→ **Work to be completed**: Go through the listing beneath this task and return every line that carries the string "text".

→ **Records for the exercise**:
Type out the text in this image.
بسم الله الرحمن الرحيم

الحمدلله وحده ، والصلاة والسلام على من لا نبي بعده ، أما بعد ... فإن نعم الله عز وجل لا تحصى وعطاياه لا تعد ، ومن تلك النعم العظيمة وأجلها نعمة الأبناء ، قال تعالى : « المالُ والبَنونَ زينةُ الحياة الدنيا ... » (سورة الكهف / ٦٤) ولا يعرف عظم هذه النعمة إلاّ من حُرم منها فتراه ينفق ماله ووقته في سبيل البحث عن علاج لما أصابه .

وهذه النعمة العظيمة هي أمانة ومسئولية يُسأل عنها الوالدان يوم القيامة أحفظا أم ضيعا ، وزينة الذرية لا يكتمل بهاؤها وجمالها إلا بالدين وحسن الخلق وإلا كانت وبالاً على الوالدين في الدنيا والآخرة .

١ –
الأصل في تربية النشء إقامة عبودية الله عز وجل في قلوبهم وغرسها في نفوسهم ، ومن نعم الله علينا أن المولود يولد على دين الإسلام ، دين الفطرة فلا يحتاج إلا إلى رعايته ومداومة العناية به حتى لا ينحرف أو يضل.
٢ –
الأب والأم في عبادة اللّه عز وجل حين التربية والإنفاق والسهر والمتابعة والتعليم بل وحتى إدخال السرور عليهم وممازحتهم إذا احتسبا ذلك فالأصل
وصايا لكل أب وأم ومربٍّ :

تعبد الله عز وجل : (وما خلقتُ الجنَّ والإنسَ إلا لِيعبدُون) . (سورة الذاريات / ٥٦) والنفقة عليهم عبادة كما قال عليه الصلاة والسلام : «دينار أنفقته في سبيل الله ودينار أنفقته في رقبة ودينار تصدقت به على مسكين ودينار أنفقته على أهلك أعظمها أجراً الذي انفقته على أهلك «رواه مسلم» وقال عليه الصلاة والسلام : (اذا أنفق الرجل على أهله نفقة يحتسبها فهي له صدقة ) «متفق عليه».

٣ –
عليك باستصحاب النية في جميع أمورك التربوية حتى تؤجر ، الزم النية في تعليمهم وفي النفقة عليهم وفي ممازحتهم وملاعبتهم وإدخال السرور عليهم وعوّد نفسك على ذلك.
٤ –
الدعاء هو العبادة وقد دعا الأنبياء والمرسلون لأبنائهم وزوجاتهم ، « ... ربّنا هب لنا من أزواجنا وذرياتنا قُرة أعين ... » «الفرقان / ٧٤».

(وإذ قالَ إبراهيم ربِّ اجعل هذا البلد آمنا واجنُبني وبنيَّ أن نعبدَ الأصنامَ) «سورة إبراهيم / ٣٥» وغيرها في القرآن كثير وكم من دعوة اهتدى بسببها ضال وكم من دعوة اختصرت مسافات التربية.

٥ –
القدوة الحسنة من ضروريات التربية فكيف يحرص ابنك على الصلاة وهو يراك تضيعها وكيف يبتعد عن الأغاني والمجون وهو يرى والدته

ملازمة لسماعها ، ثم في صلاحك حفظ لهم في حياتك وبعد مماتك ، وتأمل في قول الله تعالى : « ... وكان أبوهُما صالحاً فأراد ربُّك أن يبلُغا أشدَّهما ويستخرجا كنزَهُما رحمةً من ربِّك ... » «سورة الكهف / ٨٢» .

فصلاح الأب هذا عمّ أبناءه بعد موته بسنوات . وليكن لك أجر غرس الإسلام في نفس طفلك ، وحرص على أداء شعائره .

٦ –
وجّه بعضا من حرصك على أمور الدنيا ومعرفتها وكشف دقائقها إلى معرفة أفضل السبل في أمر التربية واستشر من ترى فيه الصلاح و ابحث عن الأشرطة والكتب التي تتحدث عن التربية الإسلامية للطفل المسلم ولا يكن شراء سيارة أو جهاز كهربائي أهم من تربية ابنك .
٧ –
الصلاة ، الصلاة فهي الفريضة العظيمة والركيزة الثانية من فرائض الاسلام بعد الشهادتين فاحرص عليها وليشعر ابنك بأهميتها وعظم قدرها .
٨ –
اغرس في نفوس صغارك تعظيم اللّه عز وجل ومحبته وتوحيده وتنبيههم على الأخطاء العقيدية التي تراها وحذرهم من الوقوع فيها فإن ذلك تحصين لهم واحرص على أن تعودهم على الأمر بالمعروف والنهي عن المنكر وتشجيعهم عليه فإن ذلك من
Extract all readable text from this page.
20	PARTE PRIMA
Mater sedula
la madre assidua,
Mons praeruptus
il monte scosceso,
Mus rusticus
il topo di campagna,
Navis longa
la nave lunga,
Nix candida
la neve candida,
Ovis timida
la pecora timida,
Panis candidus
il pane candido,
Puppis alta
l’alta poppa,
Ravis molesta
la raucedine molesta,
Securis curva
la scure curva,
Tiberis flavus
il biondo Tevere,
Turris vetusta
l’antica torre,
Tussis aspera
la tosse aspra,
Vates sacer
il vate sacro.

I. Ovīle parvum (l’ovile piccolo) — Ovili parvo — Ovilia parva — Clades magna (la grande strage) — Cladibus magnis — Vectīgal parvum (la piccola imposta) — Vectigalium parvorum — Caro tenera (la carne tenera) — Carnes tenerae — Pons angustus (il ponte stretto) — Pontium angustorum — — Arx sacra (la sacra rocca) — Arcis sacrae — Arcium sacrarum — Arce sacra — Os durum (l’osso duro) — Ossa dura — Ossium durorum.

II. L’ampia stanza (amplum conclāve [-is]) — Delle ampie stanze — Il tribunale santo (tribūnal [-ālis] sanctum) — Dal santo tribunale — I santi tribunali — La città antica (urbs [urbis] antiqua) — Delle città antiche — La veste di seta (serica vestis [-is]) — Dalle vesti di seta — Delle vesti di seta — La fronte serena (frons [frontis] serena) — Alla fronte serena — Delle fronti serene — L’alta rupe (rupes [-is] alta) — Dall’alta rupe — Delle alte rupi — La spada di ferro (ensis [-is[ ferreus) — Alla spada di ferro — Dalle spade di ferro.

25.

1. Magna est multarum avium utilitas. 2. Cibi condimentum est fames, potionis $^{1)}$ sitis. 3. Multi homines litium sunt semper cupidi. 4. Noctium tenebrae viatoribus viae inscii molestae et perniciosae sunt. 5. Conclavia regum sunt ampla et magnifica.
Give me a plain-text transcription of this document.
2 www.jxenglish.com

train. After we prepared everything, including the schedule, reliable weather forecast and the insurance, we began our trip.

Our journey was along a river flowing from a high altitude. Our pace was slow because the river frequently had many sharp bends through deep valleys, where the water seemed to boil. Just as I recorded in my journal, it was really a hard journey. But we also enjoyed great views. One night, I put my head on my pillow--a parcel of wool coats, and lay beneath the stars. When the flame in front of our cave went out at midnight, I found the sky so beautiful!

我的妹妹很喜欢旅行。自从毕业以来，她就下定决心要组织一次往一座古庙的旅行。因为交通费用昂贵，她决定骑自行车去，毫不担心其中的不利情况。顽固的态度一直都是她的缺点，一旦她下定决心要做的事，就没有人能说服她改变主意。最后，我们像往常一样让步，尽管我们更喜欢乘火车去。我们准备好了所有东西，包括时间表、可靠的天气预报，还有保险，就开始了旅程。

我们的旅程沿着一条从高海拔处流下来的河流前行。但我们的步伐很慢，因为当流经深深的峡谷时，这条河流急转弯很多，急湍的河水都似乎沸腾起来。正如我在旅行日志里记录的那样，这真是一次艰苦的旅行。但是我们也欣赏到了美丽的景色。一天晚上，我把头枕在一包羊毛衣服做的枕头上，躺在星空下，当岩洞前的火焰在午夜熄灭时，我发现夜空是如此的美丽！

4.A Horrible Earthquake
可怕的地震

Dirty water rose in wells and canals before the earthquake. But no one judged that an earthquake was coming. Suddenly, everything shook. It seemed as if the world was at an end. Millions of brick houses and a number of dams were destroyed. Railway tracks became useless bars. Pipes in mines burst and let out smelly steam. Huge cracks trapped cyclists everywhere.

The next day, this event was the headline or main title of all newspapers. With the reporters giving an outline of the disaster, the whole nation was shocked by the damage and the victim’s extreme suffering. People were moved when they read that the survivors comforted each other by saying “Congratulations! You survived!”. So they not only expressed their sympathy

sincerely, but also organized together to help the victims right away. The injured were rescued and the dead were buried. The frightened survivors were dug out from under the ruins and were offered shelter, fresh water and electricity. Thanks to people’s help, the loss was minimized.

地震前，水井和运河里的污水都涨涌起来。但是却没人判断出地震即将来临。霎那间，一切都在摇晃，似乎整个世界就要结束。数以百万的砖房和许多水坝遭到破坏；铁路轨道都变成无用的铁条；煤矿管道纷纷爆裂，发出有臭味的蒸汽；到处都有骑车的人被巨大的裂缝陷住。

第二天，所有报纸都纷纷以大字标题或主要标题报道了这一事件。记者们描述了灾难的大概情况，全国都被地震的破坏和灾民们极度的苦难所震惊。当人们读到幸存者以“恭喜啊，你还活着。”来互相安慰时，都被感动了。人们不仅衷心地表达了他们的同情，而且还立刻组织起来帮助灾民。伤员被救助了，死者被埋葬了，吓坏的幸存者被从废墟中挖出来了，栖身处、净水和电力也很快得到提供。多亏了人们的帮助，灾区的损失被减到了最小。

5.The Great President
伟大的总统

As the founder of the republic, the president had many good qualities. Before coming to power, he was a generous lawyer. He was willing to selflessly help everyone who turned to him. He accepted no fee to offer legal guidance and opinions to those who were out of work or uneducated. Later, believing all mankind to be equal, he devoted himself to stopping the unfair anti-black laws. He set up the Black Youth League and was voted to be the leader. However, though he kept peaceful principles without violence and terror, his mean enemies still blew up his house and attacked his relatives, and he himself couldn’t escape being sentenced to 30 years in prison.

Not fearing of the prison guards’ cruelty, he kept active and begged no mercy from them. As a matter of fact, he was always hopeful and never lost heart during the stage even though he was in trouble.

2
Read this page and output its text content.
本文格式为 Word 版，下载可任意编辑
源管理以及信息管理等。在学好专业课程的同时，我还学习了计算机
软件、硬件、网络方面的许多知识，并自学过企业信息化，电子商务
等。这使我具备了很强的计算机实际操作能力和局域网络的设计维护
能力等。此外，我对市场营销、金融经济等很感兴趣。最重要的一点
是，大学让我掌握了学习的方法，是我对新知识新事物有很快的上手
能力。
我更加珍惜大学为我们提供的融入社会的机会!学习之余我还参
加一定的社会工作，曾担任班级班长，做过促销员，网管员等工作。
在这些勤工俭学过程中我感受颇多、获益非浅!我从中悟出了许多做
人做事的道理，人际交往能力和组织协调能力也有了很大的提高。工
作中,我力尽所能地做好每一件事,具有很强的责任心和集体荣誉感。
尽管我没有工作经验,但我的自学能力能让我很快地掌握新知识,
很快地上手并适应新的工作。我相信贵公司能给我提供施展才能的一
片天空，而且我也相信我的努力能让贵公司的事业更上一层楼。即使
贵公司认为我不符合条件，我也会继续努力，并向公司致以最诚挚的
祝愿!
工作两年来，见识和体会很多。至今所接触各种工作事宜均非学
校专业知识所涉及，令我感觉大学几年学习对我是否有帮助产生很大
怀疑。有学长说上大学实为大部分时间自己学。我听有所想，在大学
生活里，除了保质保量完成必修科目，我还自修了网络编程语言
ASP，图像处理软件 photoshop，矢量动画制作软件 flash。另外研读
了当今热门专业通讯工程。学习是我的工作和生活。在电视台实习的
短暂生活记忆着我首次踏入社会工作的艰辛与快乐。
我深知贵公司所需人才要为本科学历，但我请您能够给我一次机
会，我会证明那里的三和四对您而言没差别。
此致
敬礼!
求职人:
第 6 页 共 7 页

→ **Solution for this problem**:
Type out the text in this image.
Extract all readable text from this page.
Give me a plain-text transcription of this document.
Read this page and output its text content.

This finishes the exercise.